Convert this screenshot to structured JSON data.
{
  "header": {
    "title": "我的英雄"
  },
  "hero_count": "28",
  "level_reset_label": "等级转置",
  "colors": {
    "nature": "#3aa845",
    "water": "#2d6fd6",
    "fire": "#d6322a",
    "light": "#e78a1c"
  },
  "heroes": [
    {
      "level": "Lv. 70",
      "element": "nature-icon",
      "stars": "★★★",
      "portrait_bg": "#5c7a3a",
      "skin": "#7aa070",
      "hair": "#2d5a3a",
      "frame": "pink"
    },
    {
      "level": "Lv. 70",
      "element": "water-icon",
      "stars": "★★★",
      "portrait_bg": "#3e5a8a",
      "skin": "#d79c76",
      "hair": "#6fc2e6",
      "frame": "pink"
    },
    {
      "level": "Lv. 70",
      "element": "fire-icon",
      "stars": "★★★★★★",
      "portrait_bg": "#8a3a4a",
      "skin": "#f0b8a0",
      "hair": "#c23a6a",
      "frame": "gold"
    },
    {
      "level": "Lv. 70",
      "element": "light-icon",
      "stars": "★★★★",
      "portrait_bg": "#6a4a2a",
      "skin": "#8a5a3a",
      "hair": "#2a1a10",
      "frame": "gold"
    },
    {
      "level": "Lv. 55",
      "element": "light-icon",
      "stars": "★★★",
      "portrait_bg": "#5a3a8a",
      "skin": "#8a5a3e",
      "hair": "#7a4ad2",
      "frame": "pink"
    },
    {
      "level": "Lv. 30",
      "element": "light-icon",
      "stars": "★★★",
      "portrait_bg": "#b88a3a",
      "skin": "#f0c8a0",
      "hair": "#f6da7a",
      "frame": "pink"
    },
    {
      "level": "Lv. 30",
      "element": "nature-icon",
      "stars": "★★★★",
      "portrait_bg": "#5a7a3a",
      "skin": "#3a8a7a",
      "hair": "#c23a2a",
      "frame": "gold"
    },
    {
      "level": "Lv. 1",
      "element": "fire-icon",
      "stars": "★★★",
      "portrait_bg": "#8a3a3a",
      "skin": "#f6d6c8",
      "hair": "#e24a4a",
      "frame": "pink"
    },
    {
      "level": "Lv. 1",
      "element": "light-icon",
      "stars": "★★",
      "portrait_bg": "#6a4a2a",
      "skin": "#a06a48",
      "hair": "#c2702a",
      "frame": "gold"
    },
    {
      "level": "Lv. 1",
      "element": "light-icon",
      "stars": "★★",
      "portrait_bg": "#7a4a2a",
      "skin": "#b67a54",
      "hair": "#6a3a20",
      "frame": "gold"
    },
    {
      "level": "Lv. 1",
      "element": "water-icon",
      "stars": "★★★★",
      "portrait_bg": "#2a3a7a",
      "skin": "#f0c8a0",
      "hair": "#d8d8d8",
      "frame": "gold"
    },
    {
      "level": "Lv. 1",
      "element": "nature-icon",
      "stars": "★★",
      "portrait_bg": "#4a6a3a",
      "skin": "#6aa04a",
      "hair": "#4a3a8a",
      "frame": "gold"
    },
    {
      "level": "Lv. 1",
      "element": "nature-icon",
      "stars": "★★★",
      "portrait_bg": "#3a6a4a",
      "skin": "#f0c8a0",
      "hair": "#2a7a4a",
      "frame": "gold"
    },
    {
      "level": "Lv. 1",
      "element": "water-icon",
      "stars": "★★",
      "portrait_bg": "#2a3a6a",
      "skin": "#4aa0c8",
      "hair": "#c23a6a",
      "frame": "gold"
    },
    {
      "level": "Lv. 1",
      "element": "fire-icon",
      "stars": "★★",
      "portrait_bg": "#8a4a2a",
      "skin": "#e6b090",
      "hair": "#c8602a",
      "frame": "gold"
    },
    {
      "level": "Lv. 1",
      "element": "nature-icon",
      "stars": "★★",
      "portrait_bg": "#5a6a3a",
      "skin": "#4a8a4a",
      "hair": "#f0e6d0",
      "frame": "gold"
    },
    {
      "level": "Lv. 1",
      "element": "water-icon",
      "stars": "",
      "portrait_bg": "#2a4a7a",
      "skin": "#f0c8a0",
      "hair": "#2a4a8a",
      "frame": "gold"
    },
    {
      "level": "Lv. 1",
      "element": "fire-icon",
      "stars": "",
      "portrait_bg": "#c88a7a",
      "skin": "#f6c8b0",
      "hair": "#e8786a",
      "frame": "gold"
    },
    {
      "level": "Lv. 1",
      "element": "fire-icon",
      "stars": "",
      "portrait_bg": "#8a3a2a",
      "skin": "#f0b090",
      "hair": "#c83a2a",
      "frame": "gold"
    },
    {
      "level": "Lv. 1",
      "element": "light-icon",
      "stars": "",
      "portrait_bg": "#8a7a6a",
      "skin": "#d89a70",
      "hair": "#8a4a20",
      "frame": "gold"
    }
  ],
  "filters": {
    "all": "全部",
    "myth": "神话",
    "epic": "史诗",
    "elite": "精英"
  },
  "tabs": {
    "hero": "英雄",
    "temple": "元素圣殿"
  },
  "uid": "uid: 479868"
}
+--
Each line of the listing should be echoed back exactly.

Convert this screenshot to structured JSON data.
{
  "header": {
    "title": "我的英雄"
  },
  "hero_count": "28",
  "level_reset_label": "等级转置",
  "colors": {
    "nature": "#3aa845",
    "water": "#2d6fd6",
    "fire": "#d6322a",
    "light": "#e78a1c"
  },
  "heroes": [
    {
      "level": "Lv. 70",
      "element": "nature-icon",
      "stars": "★★★",
      "portrait_bg": "#5c7a3a",
      "skin": "#7aa070",
      "hair": "#2d5a3a",
      "frame": "pink"
    },
    {
      "level": "Lv. 70",
      "element": "water-icon",
      "stars": "★★★",
      "portrait_bg": "#3e5a8a",
      "skin": "#d79c76",
      "hair": "#6fc2e6",
      "frame": "pink"
    },
    {
      "level": "Lv. 70",
      "element": "fire-icon",
      "stars": "★★★★★★",
      "portrait_bg": "#8a3a4a",
      "skin": "#f0b8a0",
      "hair": "#c23a6a",
      "frame": "gold"
    },
    {
      "level": "Lv. 70",
      "element": "light-icon",
      "stars": "★★★★",
      "portrait_bg": "#6a4a2a",
      "skin": "#8a5a3a",
      "hair": "#2a1a10",
      "frame": "gold"
    },
    {
      "level": "Lv. 55",
      "element": "light-icon",
      "stars": "★★★",
      "portrait_bg": "#5a3a8a",
      "skin": "#8a5a3e",
      "hair": "#7a4ad2",
      "frame": "pink"
    },
    {
      "level": "Lv. 30",
      "element": "light-icon",
      "stars": "★★★",
      "portrait_bg": "#b88a3a",
      "skin": "#f0c8a0",
      "hair": "#f6da7a",
      "frame": "pink"
    },
    {
      "level": "Lv. 30",
      "element": "nature-icon",
      "stars": "★★★★",
      "portrait_bg": "#5a7a3a",
      "skin": "#3a8a7a",
      "hair": "#c23a2a",
      "frame": "gold"
    },
    {
      "level": "Lv. 1",
      "element": "fire-icon",
      "stars": "★★★",
      "portrait_bg": "#8a3a3a",
      "skin": "#f6d6c8",
      "hair": "#e24a4a",
      "frame": "pink"
    },
    {
      "level": "Lv. 1",
      "element": "light-icon",
      "stars": "★★",
      "portrait_bg": "#6a4a2a",
      "skin": "#a06a48",
      "hair": "#c2702a",
      "frame": "gold"
    },
    {
      "level": "Lv. 1",
      "element": "light-icon",
      "stars": "★★",
      "portrait_bg": "#7a4a2a",
      "skin": "#b67a54",
      "hair": "#6a3a20",
      "frame": "gold"
    },
    {
      "level": "Lv. 1",
      "element": "water-icon",
      "stars": "★★★★",
      "portrait_bg": "#2a3a7a",
      "skin": "#f0c8a0",
      "hair": "#d8d8d8",
      "frame": "gold"
    },
    {
      "level": "Lv. 1",
      "element": "nature-icon",
      "stars": "★★",
      "portrait_bg": "#4a6a3a",
      "skin": "#6aa04a",
      "hair": "#4a3a8a",
      "frame": "gold"
    },
    {
      "level": "Lv. 1",
      "element": "nature-icon",
      "stars": "★★★",
      "portrait_bg": "#3a6a4a",
      "skin": "#f0c8a0",
      "hair": "#2a7a4a",
      "frame": "gold"
    },
    {
      "level": "Lv. 1",
      "element": "water-icon",
      "stars": "★★",
      "portrait_bg": "#2a3a6a",
      "skin": "#4aa0c8",
      "hair": "#c23a6a",
      "frame": "gold"
    },
    {
      "level": "Lv. 1",
      "element": "fire-icon",
      "stars": "★★",
      "portrait_bg": "#8a4a2a",
      "skin": "#e6b090",
      "hair": "#c8602a",
      "frame": "gold"
    },
    {
      "level": "Lv. 1",
      "element": "nature-icon",
      "stars": "★★",
      "portrait_bg": "#5a6a3a",
      "skin": "#4a8a4a",
      "hair": "#f0e6d0",
      "frame": "gold"
    },
    {
      "level": "Lv. 1",
      "element": "water-icon",
      "stars": "",
      "portrait_bg": "#2a4a7a",
      "skin": "#f0c8a0",
      "hair": "#2a4a8a",
      "frame": "gold"
    },
    {
      "level": "Lv. 1",
      "element": "fire-icon",
      "stars": "",
      "portrait_bg": "#c88a7a",
      "skin": "#f6c8b0",
      "hair": "#e8786a",
      "frame": "gold"
    },
    {
      "level": "Lv. 1",
      "element": "fire-icon",
      "stars": "",
      "portrait_bg": "#8a3a2a",
      "skin": "#f0b090",
      "hair": "#c83a2a",
      "frame": "gold"
    },
    {
      "level": "Lv. 1",
      "element": "light-icon",
      "stars": "",
      "portrait_bg": "#8a7a6a",
      "skin": "#d89a70",
      "hair": "#8a4a20",
      "frame": "gold"
    }
  ],
  "filters": {
    "all": "全部",
    "myth": "神话",
    "epic": "史诗",
    "elite": "精英"
  },
  "tabs": {
    "hero": "英雄",
    "temple": "元素圣殿"
  },
  "uid": "uid: 479868"
}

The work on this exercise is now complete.